(Items from a figure collection)
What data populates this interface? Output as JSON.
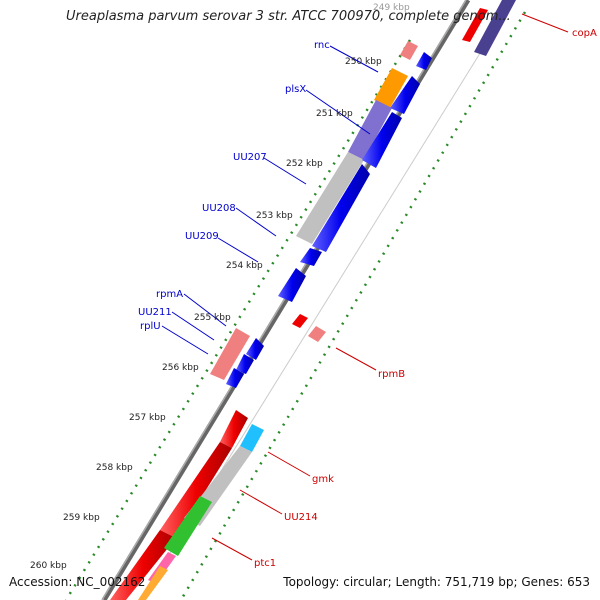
{
  "title": "Ureaplasma parvum serovar 3 str. ATCC 700970, complete genom...",
  "footer": {
    "accession": "Accession: NC_002162",
    "summary": "Topology: circular; Length: 751,719 bp; Genes: 653"
  },
  "ticks": [
    "249 kbp",
    "250 kbp",
    "251 kbp",
    "252 kbp",
    "253 kbp",
    "254 kbp",
    "255 kbp",
    "256 kbp",
    "257 kbp",
    "258 kbp",
    "259 kbp",
    "260 kbp"
  ],
  "gene_labels": {
    "left": [
      "rnc",
      "plsX",
      "UU207",
      "UU208",
      "UU209",
      "rpmA",
      "UU211",
      "rplU"
    ],
    "right": [
      "copA",
      "rpmB",
      "gmk",
      "UU214",
      "ptc1"
    ]
  },
  "colors": {
    "backbone": "#808080",
    "forward_gene": "#0000ee",
    "reverse_gene": "#ee0000",
    "left_label": "#0000cc",
    "right_label": "#cc0000",
    "tick_dots": "#2a8a2a"
  }
}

**Directions**
Every line of the data above is to be set down word for word, with the pictures left out.

**Solution to this task**
What data populates this interface? Output as JSON.
{
  "title": "Ureaplasma parvum serovar 3 str. ATCC 700970, complete genom...",
  "footer": {
    "accession": "Accession: NC_002162",
    "summary": "Topology: circular; Length: 751,719 bp; Genes: 653"
  },
  "ticks": [
    "249 kbp",
    "250 kbp",
    "251 kbp",
    "252 kbp",
    "253 kbp",
    "254 kbp",
    "255 kbp",
    "256 kbp",
    "257 kbp",
    "258 kbp",
    "259 kbp",
    "260 kbp"
  ],
  "gene_labels": {
    "left": [
      "rnc",
      "plsX",
      "UU207",
      "UU208",
      "UU209",
      "rpmA",
      "UU211",
      "rplU"
    ],
    "right": [
      "copA",
      "rpmB",
      "gmk",
      "UU214",
      "ptc1"
    ]
  },
  "colors": {
    "backbone": "#808080",
    "forward_gene": "#0000ee",
    "reverse_gene": "#ee0000",
    "left_label": "#0000cc",
    "right_label": "#cc0000",
    "tick_dots": "#2a8a2a"
  }
}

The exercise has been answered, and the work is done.